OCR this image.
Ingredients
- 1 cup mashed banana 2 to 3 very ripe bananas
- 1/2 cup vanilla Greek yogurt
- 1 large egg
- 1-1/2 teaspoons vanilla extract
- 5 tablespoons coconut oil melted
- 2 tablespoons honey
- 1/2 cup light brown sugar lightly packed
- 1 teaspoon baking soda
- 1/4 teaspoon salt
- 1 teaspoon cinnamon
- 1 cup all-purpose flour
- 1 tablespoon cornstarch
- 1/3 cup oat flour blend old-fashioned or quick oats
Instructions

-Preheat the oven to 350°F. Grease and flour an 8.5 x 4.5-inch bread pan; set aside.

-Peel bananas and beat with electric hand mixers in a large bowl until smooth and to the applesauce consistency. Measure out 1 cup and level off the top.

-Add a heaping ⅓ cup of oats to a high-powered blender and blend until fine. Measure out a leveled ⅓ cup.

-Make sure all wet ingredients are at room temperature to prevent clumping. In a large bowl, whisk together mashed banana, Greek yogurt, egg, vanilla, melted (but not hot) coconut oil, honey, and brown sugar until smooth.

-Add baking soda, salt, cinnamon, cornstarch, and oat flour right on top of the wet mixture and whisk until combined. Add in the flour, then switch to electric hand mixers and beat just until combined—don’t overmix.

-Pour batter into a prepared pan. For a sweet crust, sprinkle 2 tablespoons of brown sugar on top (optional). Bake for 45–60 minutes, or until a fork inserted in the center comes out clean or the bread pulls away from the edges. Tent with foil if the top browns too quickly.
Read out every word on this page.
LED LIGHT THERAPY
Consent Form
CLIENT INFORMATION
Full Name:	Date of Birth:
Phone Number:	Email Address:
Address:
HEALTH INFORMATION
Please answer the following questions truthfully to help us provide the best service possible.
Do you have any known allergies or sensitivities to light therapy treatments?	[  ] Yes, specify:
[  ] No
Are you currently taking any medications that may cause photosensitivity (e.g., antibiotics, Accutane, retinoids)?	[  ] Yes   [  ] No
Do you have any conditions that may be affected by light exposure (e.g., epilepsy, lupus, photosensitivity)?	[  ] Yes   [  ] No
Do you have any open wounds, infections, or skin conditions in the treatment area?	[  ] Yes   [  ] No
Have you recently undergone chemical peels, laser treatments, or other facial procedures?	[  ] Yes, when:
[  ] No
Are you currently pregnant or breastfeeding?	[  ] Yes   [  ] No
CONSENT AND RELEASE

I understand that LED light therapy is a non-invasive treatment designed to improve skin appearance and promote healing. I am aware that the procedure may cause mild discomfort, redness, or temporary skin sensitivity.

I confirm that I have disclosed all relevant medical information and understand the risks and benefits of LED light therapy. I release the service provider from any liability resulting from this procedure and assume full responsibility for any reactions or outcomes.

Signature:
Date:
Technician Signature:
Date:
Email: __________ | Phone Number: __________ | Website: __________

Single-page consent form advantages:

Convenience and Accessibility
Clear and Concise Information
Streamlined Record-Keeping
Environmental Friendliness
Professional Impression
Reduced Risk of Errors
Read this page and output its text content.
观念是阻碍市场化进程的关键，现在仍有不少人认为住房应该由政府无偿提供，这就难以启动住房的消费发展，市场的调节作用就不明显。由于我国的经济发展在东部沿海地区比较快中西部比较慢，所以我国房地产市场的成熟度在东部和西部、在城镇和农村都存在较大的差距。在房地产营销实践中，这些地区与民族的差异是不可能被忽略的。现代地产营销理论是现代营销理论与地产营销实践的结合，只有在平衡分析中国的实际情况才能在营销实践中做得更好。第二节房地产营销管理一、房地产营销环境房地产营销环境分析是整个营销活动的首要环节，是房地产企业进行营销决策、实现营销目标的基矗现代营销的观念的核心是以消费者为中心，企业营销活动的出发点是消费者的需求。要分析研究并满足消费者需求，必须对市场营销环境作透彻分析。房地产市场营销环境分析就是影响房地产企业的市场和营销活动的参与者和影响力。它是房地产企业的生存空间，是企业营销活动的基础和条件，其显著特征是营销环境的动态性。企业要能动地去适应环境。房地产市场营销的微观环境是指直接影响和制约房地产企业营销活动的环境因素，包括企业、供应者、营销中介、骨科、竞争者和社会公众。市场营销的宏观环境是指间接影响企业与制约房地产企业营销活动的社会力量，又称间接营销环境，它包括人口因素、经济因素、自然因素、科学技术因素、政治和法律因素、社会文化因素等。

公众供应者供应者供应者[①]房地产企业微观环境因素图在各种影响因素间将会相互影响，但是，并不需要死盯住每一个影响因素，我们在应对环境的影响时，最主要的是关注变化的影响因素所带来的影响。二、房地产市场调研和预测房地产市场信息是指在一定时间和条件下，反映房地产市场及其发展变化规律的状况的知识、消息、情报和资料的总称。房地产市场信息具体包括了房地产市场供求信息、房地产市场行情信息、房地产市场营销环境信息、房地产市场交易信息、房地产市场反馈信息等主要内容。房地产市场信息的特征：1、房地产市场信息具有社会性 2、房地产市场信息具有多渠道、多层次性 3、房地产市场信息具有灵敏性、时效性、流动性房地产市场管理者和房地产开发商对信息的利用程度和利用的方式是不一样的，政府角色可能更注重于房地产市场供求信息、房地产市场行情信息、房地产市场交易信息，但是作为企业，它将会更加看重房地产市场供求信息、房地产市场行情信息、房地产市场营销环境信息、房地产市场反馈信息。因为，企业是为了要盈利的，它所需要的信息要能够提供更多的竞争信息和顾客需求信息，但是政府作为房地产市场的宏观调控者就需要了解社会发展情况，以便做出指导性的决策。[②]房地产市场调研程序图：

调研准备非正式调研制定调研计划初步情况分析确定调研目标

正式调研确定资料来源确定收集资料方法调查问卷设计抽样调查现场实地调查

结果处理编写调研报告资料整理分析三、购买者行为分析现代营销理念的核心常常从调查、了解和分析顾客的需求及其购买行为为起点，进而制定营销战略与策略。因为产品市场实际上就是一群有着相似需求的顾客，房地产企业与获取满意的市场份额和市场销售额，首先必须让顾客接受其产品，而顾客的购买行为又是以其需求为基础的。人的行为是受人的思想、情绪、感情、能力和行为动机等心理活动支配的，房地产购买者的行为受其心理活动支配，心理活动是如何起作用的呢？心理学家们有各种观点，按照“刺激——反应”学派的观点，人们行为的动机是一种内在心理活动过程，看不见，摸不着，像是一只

* **REQUIREMENTS**:
Retype all of the material, keeping each line exact.

* **SOLUTION FOR THIS PROBLEM**:
OCR this image.
Ingredients
- 1 cup mashed banana 2 to 3 very ripe bananas
- 1/2 cup vanilla Greek yogurt
- 1 large egg
- 1-1/2 teaspoons vanilla extract
- 5 tablespoons coconut oil melted
- 2 tablespoons honey
- 1/2 cup light brown sugar lightly packed
- 1 teaspoon baking soda
- 1/4 teaspoon salt
- 1 teaspoon cinnamon
- 1 cup all-purpose flour
- 1 tablespoon cornstarch
- 1/3 cup oat flour blend old-fashioned or quick oats
Instructions

-Preheat the oven to 350°F. Grease and flour an 8.5 x 4.5-inch bread pan; set aside.

-Peel bananas and beat with electric hand mixers in a large bowl until smooth and to the applesauce consistency. Measure out 1 cup and level off the top.

-Add a heaping ⅓ cup of oats to a high-powered blender and blend until fine. Measure out a leveled ⅓ cup.

-Make sure all wet ingredients are at room temperature to prevent clumping. In a large bowl, whisk together mashed banana, Greek yogurt, egg, vanilla, melted (but not hot) coconut oil, honey, and brown sugar until smooth.

-Add baking soda, salt, cinnamon, cornstarch, and oat flour right on top of the wet mixture and whisk until combined. Add in the flour, then switch to electric hand mixers and beat just until combined—don’t overmix.

-Pour batter into a prepared pan. For a sweet crust, sprinkle 2 tablespoons of brown sugar on top (optional). Bake for 45–60 minutes, or until a fork inserted in the center comes out clean or the bread pulls away from the edges. Tent with foil if the top browns too quickly.
Read out every word on this page.
LED LIGHT THERAPY
Consent Form
CLIENT INFORMATION
Full Name:	Date of Birth:
Phone Number:	Email Address:
Address:
HEALTH INFORMATION
Please answer the following questions truthfully to help us provide the best service possible.
Do you have any known allergies or sensitivities to light therapy treatments?	[  ] Yes, specify:
[  ] No
Are you currently taking any medications that may cause photosensitivity (e.g., antibiotics, Accutane, retinoids)?	[  ] Yes   [  ] No
Do you have any conditions that may be affected by light exposure (e.g., epilepsy, lupus, photosensitivity)?	[  ] Yes   [  ] No
Do you have any open wounds, infections, or skin conditions in the treatment area?	[  ] Yes   [  ] No
Have you recently undergone chemical peels, laser treatments, or other facial procedures?	[  ] Yes, when:
[  ] No
Are you currently pregnant or breastfeeding?	[  ] Yes   [  ] No
CONSENT AND RELEASE

I understand that LED light therapy is a non-invasive treatment designed to improve skin appearance and promote healing. I am aware that the procedure may cause mild discomfort, redness, or temporary skin sensitivity.

I confirm that I have disclosed all relevant medical information and understand the risks and benefits of LED light therapy. I release the service provider from any liability resulting from this procedure and assume full responsibility for any reactions or outcomes.

Signature:
Date:
Technician Signature:
Date:
Email: __________ | Phone Number: __________ | Website: __________

Single-page consent form advantages:

Convenience and Accessibility
Clear and Concise Information
Streamlined Record-Keeping
Environmental Friendliness
Professional Impression
Reduced Risk of Errors
Read this page and output its text content.
观念是阻碍市场化进程的关键，现在仍有不少人认为住房应该由政府无偿提供，这就难以启动住房的消费发展，市场的调节作用就不明显。由于我国的经济发展在东部沿海地区比较快中西部比较慢，所以我国房地产市场的成熟度在东部和西部、在城镇和农村都存在较大的差距。在房地产营销实践中，这些地区与民族的差异是不可能被忽略的。现代地产营销理论是现代营销理论与地产营销实践的结合，只有在平衡分析中国的实际情况才能在营销实践中做得更好。第二节房地产营销管理一、房地产营销环境房地产营销环境分析是整个营销活动的首要环节，是房地产企业进行营销决策、实现营销目标的基矗现代营销的观念的核心是以消费者为中心，企业营销活动的出发点是消费者的需求。要分析研究并满足消费者需求，必须对市场营销环境作透彻分析。房地产市场营销环境分析就是影响房地产企业的市场和营销活动的参与者和影响力。它是房地产企业的生存空间，是企业营销活动的基础和条件，其显著特征是营销环境的动态性。企业要能动地去适应环境。房地产市场营销的微观环境是指直接影响和制约房地产企业营销活动的环境因素，包括企业、供应者、营销中介、骨科、竞争者和社会公众。市场营销的宏观环境是指间接影响企业与制约房地产企业营销活动的社会力量，又称间接营销环境，它包括人口因素、经济因素、自然因素、科学技术因素、政治和法律因素、社会文化因素等。

公众供应者供应者供应者[①]房地产企业微观环境因素图在各种影响因素间将会相互影响，但是，并不需要死盯住每一个影响因素，我们在应对环境的影响时，最主要的是关注变化的影响因素所带来的影响。二、房地产市场调研和预测房地产市场信息是指在一定时间和条件下，反映房地产市场及其发展变化规律的状况的知识、消息、情报和资料的总称。房地产市场信息具体包括了房地产市场供求信息、房地产市场行情信息、房地产市场营销环境信息、房地产市场交易信息、房地产市场反馈信息等主要内容。房地产市场信息的特征：1、房地产市场信息具有社会性 2、房地产市场信息具有多渠道、多层次性 3、房地产市场信息具有灵敏性、时效性、流动性房地产市场管理者和房地产开发商对信息的利用程度和利用的方式是不一样的，政府角色可能更注重于房地产市场供求信息、房地产市场行情信息、房地产市场交易信息，但是作为企业，它将会更加看重房地产市场供求信息、房地产市场行情信息、房地产市场营销环境信息、房地产市场反馈信息。因为，企业是为了要盈利的，它所需要的信息要能够提供更多的竞争信息和顾客需求信息，但是政府作为房地产市场的宏观调控者就需要了解社会发展情况，以便做出指导性的决策。[②]房地产市场调研程序图：

调研准备非正式调研制定调研计划初步情况分析确定调研目标

正式调研确定资料来源确定收集资料方法调查问卷设计抽样调查现场实地调查

结果处理编写调研报告资料整理分析三、购买者行为分析现代营销理念的核心常常从调查、了解和分析顾客的需求及其购买行为为起点，进而制定营销战略与策略。因为产品市场实际上就是一群有着相似需求的顾客，房地产企业与获取满意的市场份额和市场销售额，首先必须让顾客接受其产品，而顾客的购买行为又是以其需求为基础的。人的行为是受人的思想、情绪、感情、能力和行为动机等心理活动支配的，房地产购买者的行为受其心理活动支配，心理活动是如何起作用的呢？心理学家们有各种观点，按照“刺激——反应”学派的观点，人们行为的动机是一种内在心理活动过程，看不见，摸不着，像是一只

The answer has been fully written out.